◆ **Excerpted records**:
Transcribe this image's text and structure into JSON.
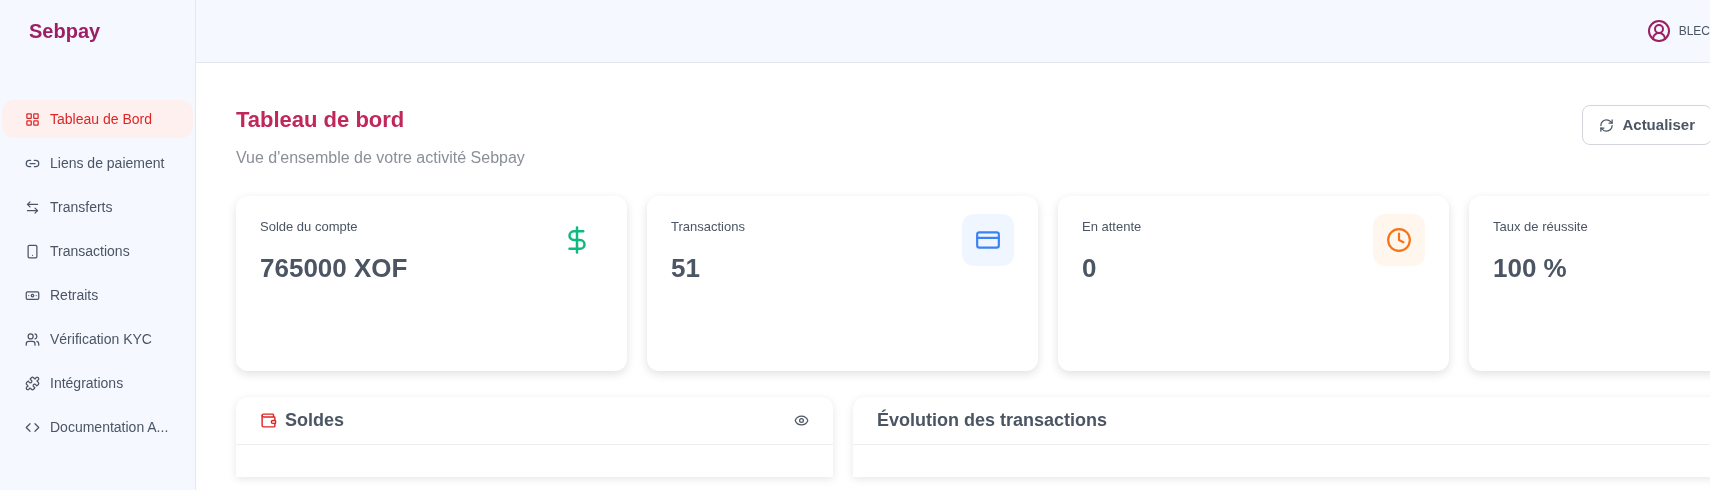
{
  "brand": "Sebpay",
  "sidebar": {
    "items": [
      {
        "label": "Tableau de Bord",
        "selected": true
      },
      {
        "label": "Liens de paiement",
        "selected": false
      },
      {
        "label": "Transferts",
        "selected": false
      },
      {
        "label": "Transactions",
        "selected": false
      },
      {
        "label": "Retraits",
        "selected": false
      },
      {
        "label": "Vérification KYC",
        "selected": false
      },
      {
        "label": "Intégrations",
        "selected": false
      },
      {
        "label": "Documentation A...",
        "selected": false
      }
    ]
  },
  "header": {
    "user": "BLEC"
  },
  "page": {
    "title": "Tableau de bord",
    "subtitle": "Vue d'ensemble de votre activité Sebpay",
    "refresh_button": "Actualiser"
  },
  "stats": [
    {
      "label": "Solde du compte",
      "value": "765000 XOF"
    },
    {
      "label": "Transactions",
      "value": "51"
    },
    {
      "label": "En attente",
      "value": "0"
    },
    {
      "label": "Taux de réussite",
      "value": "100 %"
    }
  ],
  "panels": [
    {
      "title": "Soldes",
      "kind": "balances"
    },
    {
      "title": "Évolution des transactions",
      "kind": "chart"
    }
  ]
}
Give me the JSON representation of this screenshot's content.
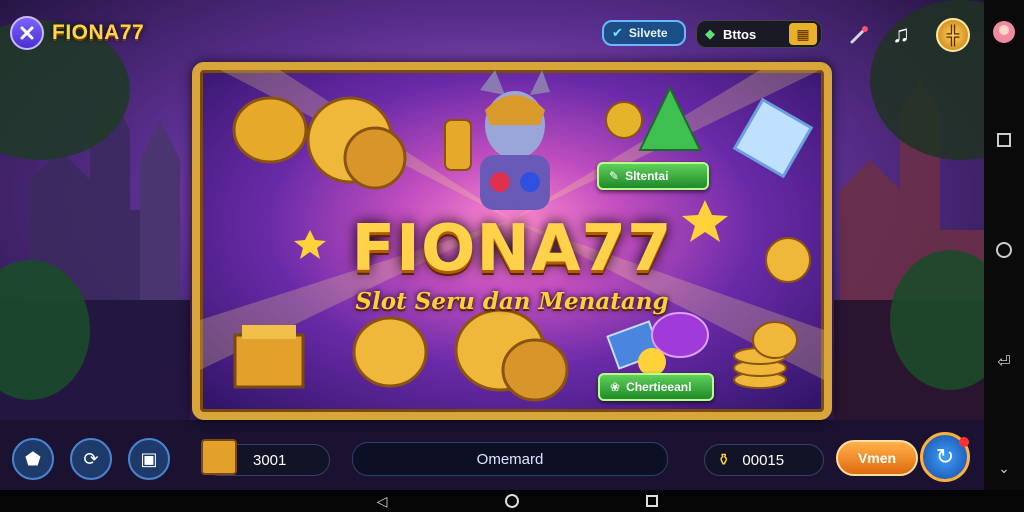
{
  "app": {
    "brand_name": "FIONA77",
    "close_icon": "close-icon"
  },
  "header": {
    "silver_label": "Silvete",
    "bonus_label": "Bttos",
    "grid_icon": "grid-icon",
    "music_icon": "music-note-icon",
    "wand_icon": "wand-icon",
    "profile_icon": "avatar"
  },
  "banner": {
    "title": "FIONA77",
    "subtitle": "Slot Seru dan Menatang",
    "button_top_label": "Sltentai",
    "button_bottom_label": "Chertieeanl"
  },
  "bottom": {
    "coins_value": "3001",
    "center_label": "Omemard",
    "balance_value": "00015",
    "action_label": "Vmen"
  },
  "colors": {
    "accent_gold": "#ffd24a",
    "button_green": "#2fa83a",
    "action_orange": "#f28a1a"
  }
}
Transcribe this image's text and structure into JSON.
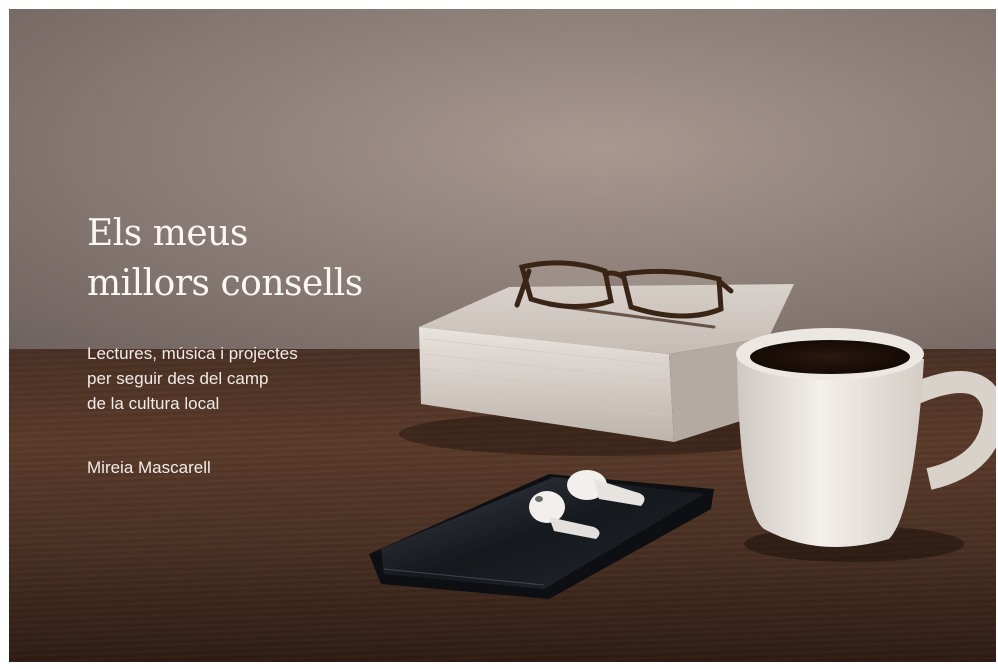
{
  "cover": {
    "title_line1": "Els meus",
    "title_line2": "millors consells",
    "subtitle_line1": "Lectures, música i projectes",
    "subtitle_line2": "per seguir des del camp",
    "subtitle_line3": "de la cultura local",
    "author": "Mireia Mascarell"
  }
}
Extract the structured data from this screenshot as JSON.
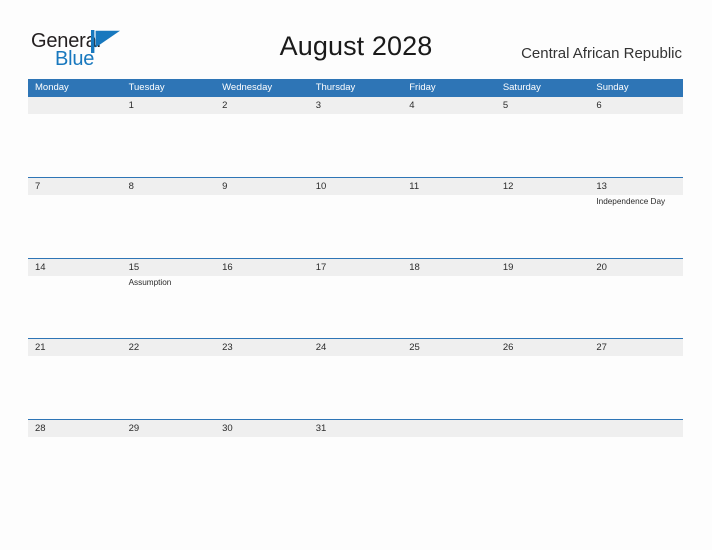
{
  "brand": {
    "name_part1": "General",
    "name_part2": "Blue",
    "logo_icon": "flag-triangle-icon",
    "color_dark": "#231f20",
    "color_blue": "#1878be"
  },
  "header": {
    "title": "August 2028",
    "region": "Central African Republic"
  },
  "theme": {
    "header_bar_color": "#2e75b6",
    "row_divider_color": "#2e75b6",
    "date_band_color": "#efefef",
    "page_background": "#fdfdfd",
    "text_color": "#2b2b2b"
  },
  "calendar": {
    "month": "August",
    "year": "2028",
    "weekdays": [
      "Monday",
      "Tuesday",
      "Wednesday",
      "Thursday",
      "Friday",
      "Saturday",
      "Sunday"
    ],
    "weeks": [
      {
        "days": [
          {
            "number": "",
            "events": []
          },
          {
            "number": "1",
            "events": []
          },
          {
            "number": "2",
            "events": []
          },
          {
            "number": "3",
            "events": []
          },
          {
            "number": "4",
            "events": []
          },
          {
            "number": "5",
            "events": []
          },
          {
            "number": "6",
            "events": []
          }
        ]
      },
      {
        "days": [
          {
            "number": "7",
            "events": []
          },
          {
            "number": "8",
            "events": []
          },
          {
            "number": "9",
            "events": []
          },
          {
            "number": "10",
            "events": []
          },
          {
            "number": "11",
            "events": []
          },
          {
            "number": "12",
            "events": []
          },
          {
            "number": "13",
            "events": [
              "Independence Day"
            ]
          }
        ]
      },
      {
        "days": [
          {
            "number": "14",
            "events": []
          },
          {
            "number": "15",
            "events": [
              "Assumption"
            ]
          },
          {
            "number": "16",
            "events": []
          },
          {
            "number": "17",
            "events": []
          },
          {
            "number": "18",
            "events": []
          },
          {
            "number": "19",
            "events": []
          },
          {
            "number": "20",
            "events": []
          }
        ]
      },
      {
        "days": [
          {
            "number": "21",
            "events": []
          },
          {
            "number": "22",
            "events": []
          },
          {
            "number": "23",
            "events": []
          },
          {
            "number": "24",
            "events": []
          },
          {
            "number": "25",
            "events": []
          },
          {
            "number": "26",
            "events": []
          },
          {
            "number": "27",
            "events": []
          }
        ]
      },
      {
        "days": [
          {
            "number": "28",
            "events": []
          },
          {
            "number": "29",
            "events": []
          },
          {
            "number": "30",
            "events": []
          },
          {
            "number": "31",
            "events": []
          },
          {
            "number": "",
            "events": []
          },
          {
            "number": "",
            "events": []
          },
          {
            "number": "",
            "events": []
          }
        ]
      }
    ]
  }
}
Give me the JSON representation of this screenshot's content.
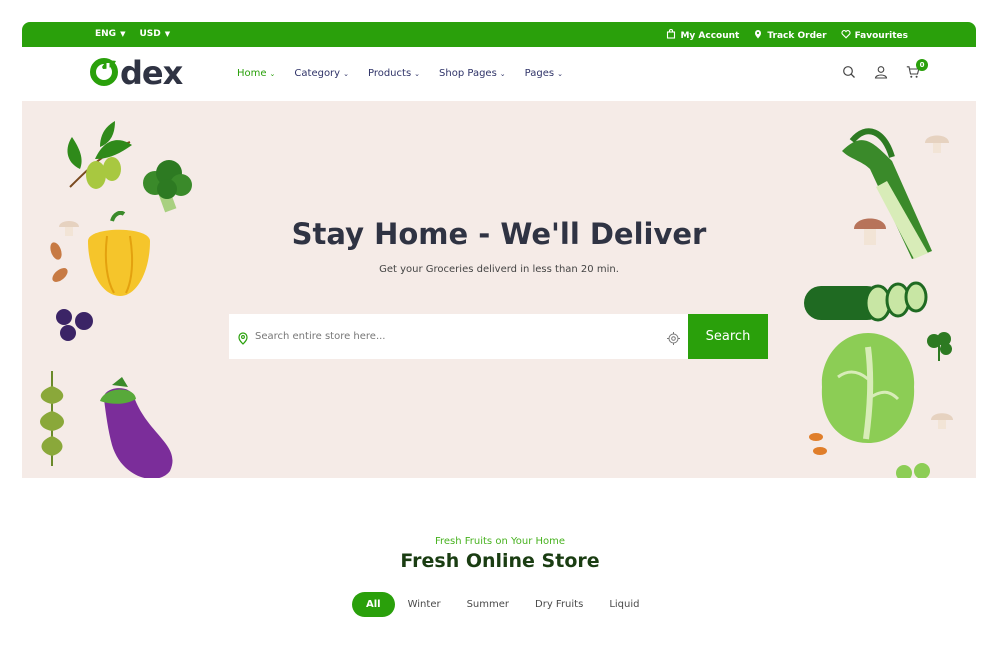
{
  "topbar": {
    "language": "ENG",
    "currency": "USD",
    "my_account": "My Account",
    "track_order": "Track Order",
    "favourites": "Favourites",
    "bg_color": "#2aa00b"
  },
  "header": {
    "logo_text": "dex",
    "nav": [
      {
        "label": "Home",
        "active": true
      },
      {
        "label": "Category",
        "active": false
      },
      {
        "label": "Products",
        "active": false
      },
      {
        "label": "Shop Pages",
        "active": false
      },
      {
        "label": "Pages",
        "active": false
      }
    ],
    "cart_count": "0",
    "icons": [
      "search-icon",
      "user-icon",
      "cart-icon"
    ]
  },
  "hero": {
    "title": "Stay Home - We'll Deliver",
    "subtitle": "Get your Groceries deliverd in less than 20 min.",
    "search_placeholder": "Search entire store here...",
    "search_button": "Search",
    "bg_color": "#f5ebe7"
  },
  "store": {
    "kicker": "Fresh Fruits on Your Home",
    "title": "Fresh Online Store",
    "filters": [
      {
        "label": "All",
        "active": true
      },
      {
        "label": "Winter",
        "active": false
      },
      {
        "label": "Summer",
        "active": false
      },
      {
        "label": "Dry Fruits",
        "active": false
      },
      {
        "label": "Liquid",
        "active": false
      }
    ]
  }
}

◆ **What is being asked**:
Copy the records word for word, leaving no picture in the copy.

◆ **The reply**:
Transcribe this image's text and structure into JSON.
{
  "brand": "Sebpay",
  "sidebar": {
    "items": [
      {
        "label": "Tableau de Bord",
        "selected": true
      },
      {
        "label": "Liens de paiement",
        "selected": false
      },
      {
        "label": "Transferts",
        "selected": false
      },
      {
        "label": "Transactions",
        "selected": false
      },
      {
        "label": "Retraits",
        "selected": false
      },
      {
        "label": "Vérification KYC",
        "selected": false
      },
      {
        "label": "Intégrations",
        "selected": false
      },
      {
        "label": "Documentation A...",
        "selected": false
      }
    ]
  },
  "header": {
    "user": "BLEC"
  },
  "page": {
    "title": "Tableau de bord",
    "subtitle": "Vue d'ensemble de votre activité Sebpay",
    "refresh_button": "Actualiser"
  },
  "stats": [
    {
      "label": "Solde du compte",
      "value": "765000 XOF"
    },
    {
      "label": "Transactions",
      "value": "51"
    },
    {
      "label": "En attente",
      "value": "0"
    },
    {
      "label": "Taux de réussite",
      "value": "100 %"
    }
  ],
  "panels": [
    {
      "title": "Soldes",
      "kind": "balances"
    },
    {
      "title": "Évolution des transactions",
      "kind": "chart"
    }
  ]
}
Give me the JSON representation of this screenshot's content.
{
  "app": {
    "brand_name": "FIONA77",
    "close_icon": "close-icon"
  },
  "header": {
    "silver_label": "Silvete",
    "bonus_label": "Bttos",
    "grid_icon": "grid-icon",
    "music_icon": "music-note-icon",
    "wand_icon": "wand-icon",
    "profile_icon": "avatar"
  },
  "banner": {
    "title": "FIONA77",
    "subtitle": "Slot Seru dan Menatang",
    "button_top_label": "Sltentai",
    "button_bottom_label": "Chertieeanl"
  },
  "bottom": {
    "coins_value": "3001",
    "center_label": "Omemard",
    "balance_value": "00015",
    "action_label": "Vmen"
  },
  "colors": {
    "accent_gold": "#ffd24a",
    "button_green": "#2fa83a",
    "action_orange": "#f28a1a"
  }
}
Transcribe this image's text and structure into JSON.
{
  "cover": {
    "title_line1": "Els meus",
    "title_line2": "millors consells",
    "subtitle_line1": "Lectures, música i projectes",
    "subtitle_line2": "per seguir des del camp",
    "subtitle_line3": "de la cultura local",
    "author": "Mireia Mascarell"
  }
}
Extract the structured data from this screenshot as JSON.
{
  "brand": {
    "name_part1": "General",
    "name_part2": "Blue",
    "logo_icon": "flag-triangle-icon",
    "color_dark": "#231f20",
    "color_blue": "#1878be"
  },
  "header": {
    "title": "August 2028",
    "region": "Central African Republic"
  },
  "theme": {
    "header_bar_color": "#2e75b6",
    "row_divider_color": "#2e75b6",
    "date_band_color": "#efefef",
    "page_background": "#fdfdfd",
    "text_color": "#2b2b2b"
  },
  "calendar": {
    "month": "August",
    "year": "2028",
    "weekdays": [
      "Monday",
      "Tuesday",
      "Wednesday",
      "Thursday",
      "Friday",
      "Saturday",
      "Sunday"
    ],
    "weeks": [
      {
        "days": [
          {
            "number": "",
            "events": []
          },
          {
            "number": "1",
            "events": []
          },
          {
            "number": "2",
            "events": []
          },
          {
            "number": "3",
            "events": []
          },
          {
            "number": "4",
            "events": []
          },
          {
            "number": "5",
            "events": []
          },
          {
            "number": "6",
            "events": []
          }
        ]
      },
      {
        "days": [
          {
            "number": "7",
            "events": []
          },
          {
            "number": "8",
            "events": []
          },
          {
            "number": "9",
            "events": []
          },
          {
            "number": "10",
            "events": []
          },
          {
            "number": "11",
            "events": []
          },
          {
            "number": "12",
            "events": []
          },
          {
            "number": "13",
            "events": [
              "Independence Day"
            ]
          }
        ]
      },
      {
        "days": [
          {
            "number": "14",
            "events": []
          },
          {
            "number": "15",
            "events": [
              "Assumption"
            ]
          },
          {
            "number": "16",
            "events": []
          },
          {
            "number": "17",
            "events": []
          },
          {
            "number": "18",
            "events": []
          },
          {
            "number": "19",
            "events": []
          },
          {
            "number": "20",
            "events": []
          }
        ]
      },
      {
        "days": [
          {
            "number": "21",
            "events": []
          },
          {
            "number": "22",
            "events": []
          },
          {
            "number": "23",
            "events": []
          },
          {
            "number": "24",
            "events": []
          },
          {
            "number": "25",
            "events": []
          },
          {
            "number": "26",
            "events": []
          },
          {
            "number": "27",
            "events": []
          }
        ]
      },
      {
        "days": [
          {
            "number": "28",
            "events": []
          },
          {
            "number": "29",
            "events": []
          },
          {
            "number": "30",
            "events": []
          },
          {
            "number": "31",
            "events": []
          },
          {
            "number": "",
            "events": []
          },
          {
            "number": "",
            "events": []
          },
          {
            "number": "",
            "events": []
          }
        ]
      }
    ]
  }
}
Give me the JSON representation of this screenshot's content.
{
  "topbar": {
    "language": "ENG",
    "currency": "USD",
    "my_account": "My Account",
    "track_order": "Track Order",
    "favourites": "Favourites",
    "bg_color": "#2aa00b"
  },
  "header": {
    "logo_text": "dex",
    "nav": [
      {
        "label": "Home",
        "active": true
      },
      {
        "label": "Category",
        "active": false
      },
      {
        "label": "Products",
        "active": false
      },
      {
        "label": "Shop Pages",
        "active": false
      },
      {
        "label": "Pages",
        "active": false
      }
    ],
    "cart_count": "0",
    "icons": [
      "search-icon",
      "user-icon",
      "cart-icon"
    ]
  },
  "hero": {
    "title": "Stay Home - We'll Deliver",
    "subtitle": "Get your Groceries deliverd in less than 20 min.",
    "search_placeholder": "Search entire store here...",
    "search_button": "Search",
    "bg_color": "#f5ebe7"
  },
  "store": {
    "kicker": "Fresh Fruits on Your Home",
    "title": "Fresh Online Store",
    "filters": [
      {
        "label": "All",
        "active": true
      },
      {
        "label": "Winter",
        "active": false
      },
      {
        "label": "Summer",
        "active": false
      },
      {
        "label": "Dry Fruits",
        "active": false
      },
      {
        "label": "Liquid",
        "active": false
      }
    ]
  }
}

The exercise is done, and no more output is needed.